「アイテム課金はもう飽きた」、「ガチャやスタミナのないゲームをしたい」、そして「パズルゲームをやりたい」……『サイコロンブス』はそんなプレイヤーにおすすめできる。プラットフォームはAndroid/iOS。
開発はスタジオ斬。非常に独特な全力疾走ぶりをみせつけた『ライジング ザン ザ・サムライガンマン』を製作したウエップシステムの一部メンバーらが創設したデベロッパーだ。最近ではモバイル向けに太刀筋が読みづらい作品をリリースしているが、2013年8月に発売された『サイコロンブス』は課金なし・スタミナなしのピュアなパズルゲームである。
手強いパズル
『サイコロンブス』は今時のモバイルゲームではめずらしく、プレイヤーの「実力」が試される手強さを秘めた作品だ。正着手表示やステージスキップといった、現在の"本流"からすればお約束の機能も排除されている。序盤のステージこそ簡単だが、後半になるにつれ最高評価の星3(後述)を獲得するのが難しくなる。筆者は攻略するのに5か月かかった。
ゲーム内容はシビアだ。しかしゲームを起動するための精神的障壁は高くない。モバイルゲームでかつアクション性がないため、電車での移動中や職場の休憩時に気軽にプレイできる。筆者が途中で投げ出さずに5か月間プレイできたのはこの点が大きい。据え置き機やPCならば、ここまで継続しなかっただろう。そして繰り返すが本作に課金要素はない(もちろん広告はあるが)。遊びつくした今だからこそ断言できるが、この内容で事実上の無料は破格である。
基本ルールについて
画面内のすべてのサイコロを消せばステージクリア。サイコロには、転がる「赤サイコロ」と、転がらない「白サイコロ」があり、同じ数字のサイコロを3つ以上そろえると消える。画面をフリックすると赤サイコロを転がして移動できる。赤サイコロを転がして上面の数字を変え、白サイコロにあわせて消すのが基本となる。
赤サイコロはすべて同時に動くため、任意の赤サイコロだけを動かすことはできない。だから動かしたくない赤サイコロがある場合、壁や白サイコロで固定する必要がある。下のスクリーンショットのように、全部赤サイコロのステージもある。じつに厄介だ。
赤サイコロの数が足りないときは、白サイコロをステージの端から切りはなして赤サイコロに変化させる。たとえば下のステージでは赤サイコロが1つしかないため、次の赤サイコロを生成しなければ手詰まりだ。この状態で赤サイコロの生成方法は3通りある。
完全攻略への道
ステージでサイコロを動かしたターン数に応じ、星を1~3個獲得できる。最高評価の星3のためには規定ターン数以内でクリアする必要がある。星を一定量獲得すると、新たなワールドが解放される。全部で11ワールド・99ステージ、星は297個ある。
考えなしにサイコロを転がしただけでは星3は獲得できない。サイコロの配置とターン数から手順を推定し、あとは実践あるのみ。一例をあげよう。下のスクリーンショットをごらんいただきたい。ステージの星3獲得ノルマは9ターン以内だが、クリアに10ターンかかっており星2個しか獲得できなかった。悲劇的なケースだ。

--

◆ 作業内容
本文によると、『サイコロンブス』のステージは全部でいくつあるか。

◆ 提供データ
--

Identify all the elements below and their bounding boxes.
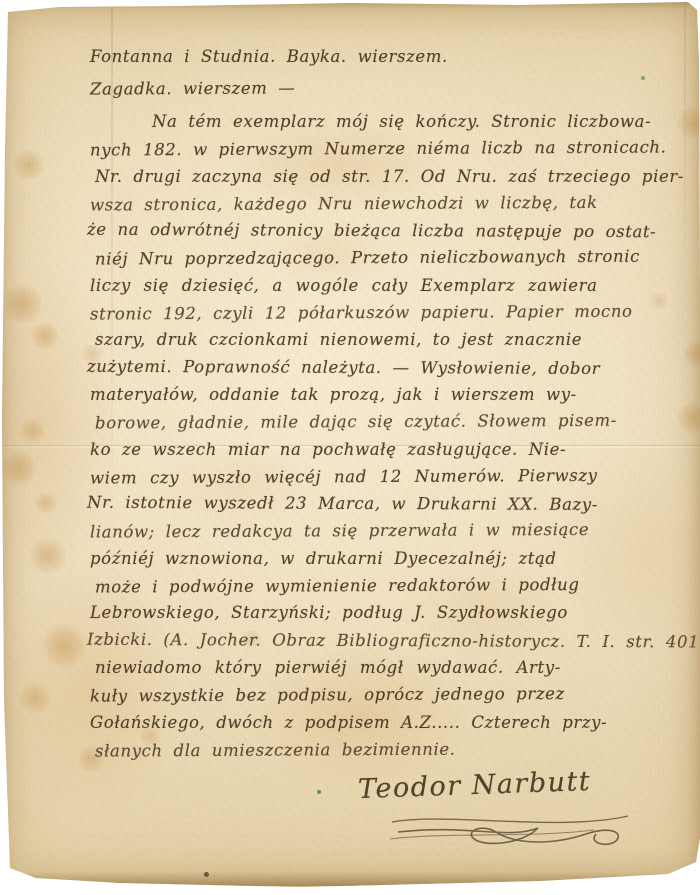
stain: [76, 746, 106, 772]
stain: [0, 284, 44, 324]
stain: [0, 260, 120, 580]
stain: [250, 640, 470, 790]
handwritten-line: niewiadomo który pierwiéj mógł wydawać. …: [95, 654, 665, 681]
handwritten-line: kuły wszystkie bez podpisu, oprócz jedne…: [90, 680, 665, 710]
handwritten-line: może i podwójne wymienienie redaktorów i…: [95, 571, 665, 601]
handwritten-line: Fontanna i Studnia. Bayka. wierszem.: [90, 42, 665, 73]
speck: [317, 790, 321, 794]
stain: [28, 538, 68, 574]
letter-body: Na tém exemplarz mój się kończy. Stronic…: [90, 108, 665, 763]
signature-flourish: [388, 808, 638, 852]
paper-top-edge: [0, 0, 700, 9]
handwritten-line: materyałów, oddanie tak prozą, jak i wie…: [90, 381, 665, 408]
stain: [40, 624, 88, 668]
stain: [12, 150, 46, 180]
stain: [648, 292, 670, 310]
paper-sheet: Fontanna i Studnia. Bayka. wierszem.Zaga…: [0, 0, 700, 895]
handwritten-line: słanych dla umieszczenia bezimiennie.: [95, 734, 665, 764]
handwritten-line: zużytemi. Poprawność należyta. — Wysłowi…: [87, 352, 665, 382]
stain: [682, 340, 700, 368]
letter-photo: Fontanna i Studnia. Bayka. wierszem.Zaga…: [0, 0, 700, 895]
stain: [260, 220, 400, 290]
handwritten-line: wsza stronica, każdego Nru niewchodzi w …: [90, 188, 665, 218]
stain: [400, 560, 570, 660]
signature: Teodor Narbutt: [358, 766, 592, 805]
letter-header: Fontanna i Studnia. Bayka. wierszem.Zaga…: [90, 42, 665, 103]
stain: [18, 682, 52, 714]
stain: [676, 402, 700, 434]
horizontal-fold-crease: [0, 445, 700, 448]
stain: [18, 418, 46, 444]
stain: [0, 450, 38, 486]
speck: [204, 872, 209, 877]
handwritten-line: Lebrowskiego, Starzyński; podług J. Szyd…: [90, 599, 665, 626]
stain: [138, 726, 162, 746]
stain: [0, 560, 180, 820]
stain: [160, 440, 320, 530]
stain: [560, 440, 700, 660]
handwritten-line: stronic 192, czyli 12 półarkuszów papier…: [90, 298, 665, 328]
handwritten-line: szary, druk czcionkami nienowemi, to jes…: [95, 326, 665, 353]
vertical-fold-crease: [111, 0, 113, 560]
handwritten-line: Gołańskiego, dwóch z podpisem A.Z..... C…: [90, 709, 665, 736]
handwritten-line: Zagadka. wierszem —: [90, 71, 665, 105]
right-edge-crease: [684, 0, 686, 300]
handwritten-line: borowe, gładnie, mile dając się czytać. …: [95, 407, 665, 437]
handwritten-line: niéj Nru poprzedzającego. Przeto nielicz…: [95, 243, 665, 273]
stain: [80, 344, 104, 364]
stain: [230, 120, 450, 210]
signature-name: Teodor Narbutt: [358, 766, 592, 805]
letter-text: Fontanna i Studnia. Bayka. wierszem.Zaga…: [90, 42, 665, 763]
handwritten-line: liczy się dziesięć, a wogóle cały Exempl…: [90, 272, 665, 299]
stain: [30, 322, 60, 350]
handwritten-line: nych 182. w pierwszym Numerze niéma licz…: [90, 134, 665, 164]
paper-bottom-edge: [0, 872, 700, 886]
handwritten-line: Izbicki. (A. Jocher. Obraz Bibliograficz…: [87, 625, 665, 655]
handwritten-line: ko ze wszech miar na pochwałę zasługując…: [90, 436, 665, 463]
handwritten-line: Nr. drugi zaczyna się od str. 17. Od Nru…: [95, 163, 665, 190]
stain: [676, 106, 700, 140]
handwritten-line: Nr. istotnie wyszedł 23 Marca, w Drukarn…: [87, 489, 665, 519]
handwritten-line: Na tém exemplarz mój się kończy. Stronic…: [152, 108, 665, 135]
speck: [641, 76, 645, 80]
handwritten-line: wiem czy wyszło więcéj nad 12 Numerów. P…: [90, 461, 665, 491]
handwritten-line: lianów; lecz redakcya ta się przerwała i…: [90, 516, 665, 546]
handwritten-line: że na odwrótnéj stronicy bieżąca liczba …: [87, 216, 665, 246]
handwritten-line: późniéj wznowiona, w drukarni Dyecezalné…: [90, 545, 665, 572]
stain: [240, 630, 262, 648]
stain: [34, 492, 58, 514]
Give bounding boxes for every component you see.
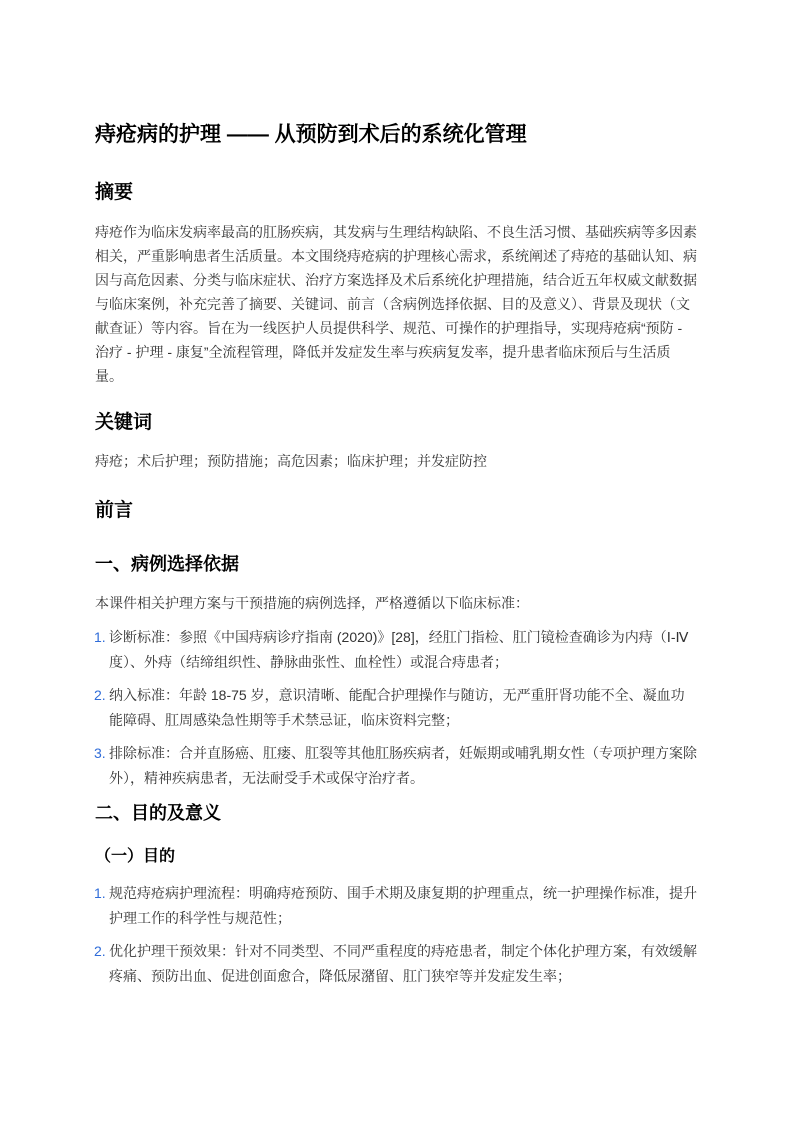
abstract-text: 痔疮作为临床发病率最高的肛肠疾病，其发病与生理结构缺陷、不良生活习惯、基础疾病等… (95, 220, 697, 388)
list-item-number: 1. (94, 881, 106, 906)
list-item-number: 3. (94, 741, 106, 766)
list-item: 1. 诊断标准：参照《中国痔病诊疗指南 (2020)》[28]，经肛门指检、肛门… (95, 625, 697, 675)
list-item-text: 纳入标准：年龄 18-75 岁，意识清晰、能配合护理操作与随访，无严重肝肾功能不… (109, 687, 685, 728)
list-item-text: 排除标准：合并直肠癌、肛瘘、肛裂等其他肛肠疾病者，妊娠期或哺乳期女性（专项护理方… (109, 745, 697, 786)
list-item-text: 诊断标准：参照《中国痔病诊疗指南 (2020)》[28]，经肛门指检、肛门镜检查… (109, 629, 688, 670)
purpose-sub-heading: （一）目的 (95, 846, 697, 868)
list-item: 2. 优化护理干预效果：针对不同类型、不同严重程度的痔疮患者，制定个体化护理方案… (95, 939, 697, 989)
document-page: 痔疮病的护理 —— 从预防到术后的系统化管理 摘要 痔疮作为临床发病率最高的肛肠… (0, 0, 793, 1122)
list-item: 2. 纳入标准：年龄 18-75 岁，意识清晰、能配合护理操作与随访，无严重肝肾… (95, 683, 697, 733)
list-item-text: 优化护理干预效果：针对不同类型、不同严重程度的痔疮患者，制定个体化护理方案，有效… (109, 943, 697, 984)
case-selection-list: 1. 诊断标准：参照《中国痔病诊疗指南 (2020)》[28]，经肛门指检、肛门… (95, 625, 697, 791)
document-title: 痔疮病的护理 —— 从预防到术后的系统化管理 (95, 120, 697, 149)
list-item-text: 规范痔疮病护理流程：明确痔疮预防、围手术期及康复期的护理重点，统一护理操作标准，… (109, 885, 697, 926)
list-item-number: 2. (94, 939, 106, 964)
section-case-selection-heading: 一、病例选择依据 (95, 552, 697, 577)
preface-heading: 前言 (95, 498, 697, 524)
list-item: 1. 规范痔疮病护理流程：明确痔疮预防、围手术期及康复期的护理重点，统一护理操作… (95, 881, 697, 931)
case-selection-intro: 本课件相关护理方案与干预措施的病例选择，严格遵循以下临床标准： (95, 591, 697, 615)
list-item: 3. 排除标准：合并直肠癌、肛瘘、肛裂等其他肛肠疾病者，妊娠期或哺乳期女性（专项… (95, 741, 697, 791)
purpose-list: 1. 规范痔疮病护理流程：明确痔疮预防、围手术期及康复期的护理重点，统一护理操作… (95, 881, 697, 989)
abstract-heading: 摘要 (95, 180, 697, 206)
keywords-text: 痔疮；术后护理；预防措施；高危因素；临床护理；并发症防控 (95, 449, 697, 473)
section-purpose-heading: 二、目的及意义 (95, 801, 697, 826)
keywords-heading: 关键词 (95, 410, 697, 436)
list-item-number: 2. (94, 683, 106, 708)
list-item-number: 1. (94, 625, 106, 650)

--

◆ 回答
全部で99ステージ（11ワールド）ある。